## [DIRECTIVE]
Everything in the data should be repeated exactly, save for the images.

— Start DATA FOR THE TASK —

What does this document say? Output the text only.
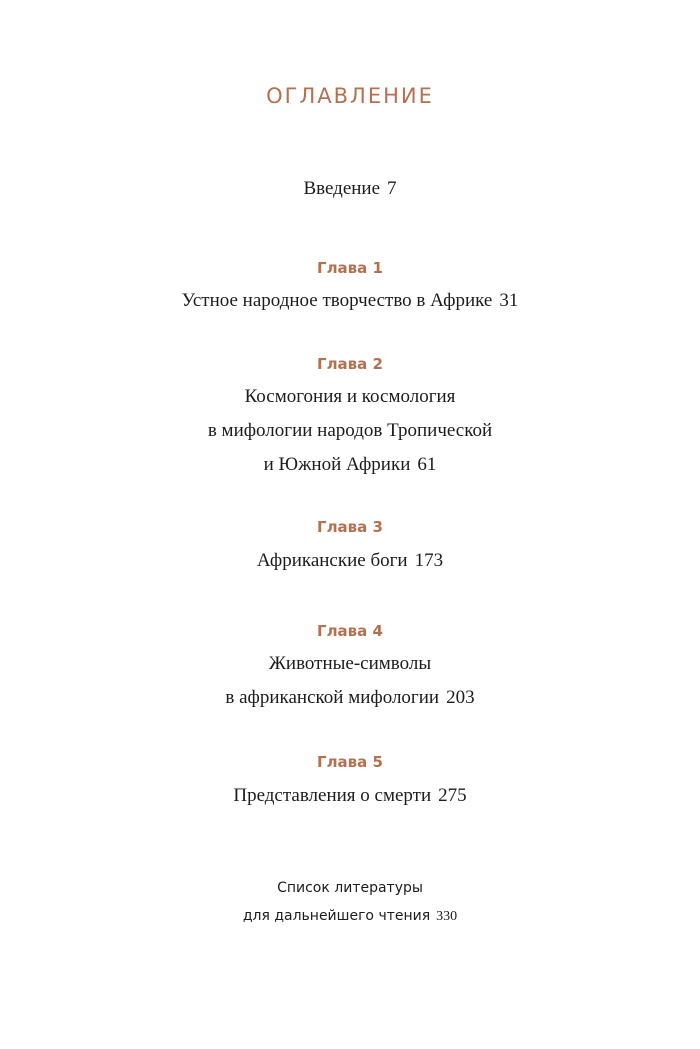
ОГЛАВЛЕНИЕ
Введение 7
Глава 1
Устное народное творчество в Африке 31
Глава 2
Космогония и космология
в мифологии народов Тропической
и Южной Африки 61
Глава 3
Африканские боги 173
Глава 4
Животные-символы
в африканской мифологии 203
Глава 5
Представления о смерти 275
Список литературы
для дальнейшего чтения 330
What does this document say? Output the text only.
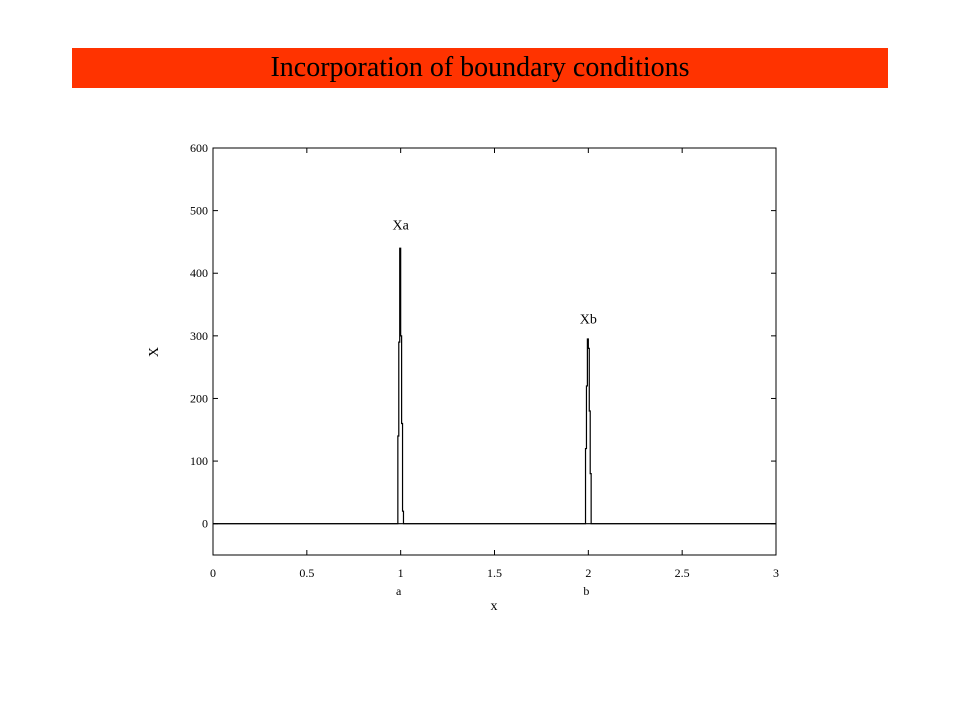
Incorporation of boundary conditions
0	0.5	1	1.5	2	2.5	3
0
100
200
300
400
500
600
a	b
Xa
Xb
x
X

— End DATA FOR THE TASK —

## [EXPECTED ANSWER]
What does this document say? Output the text only.
ОГЛАВЛЕНИЕ
Введение 7
Глава 1
Устное народное творчество в Африке 31
Глава 2
Космогония и космология
в мифологии народов Тропической
и Южной Африки 61
Глава 3
Африканские боги 173
Глава 4
Животные-символы
в африканской мифологии 203
Глава 5
Представления о смерти 275
Список литературы
для дальнейшего чтения 330
What does this document say? Output the text only.
Incorporation of boundary conditions
0	0.5	1	1.5	2	2.5	3
0
100
200
300
400
500
600
a	b
Xa
Xb
x
X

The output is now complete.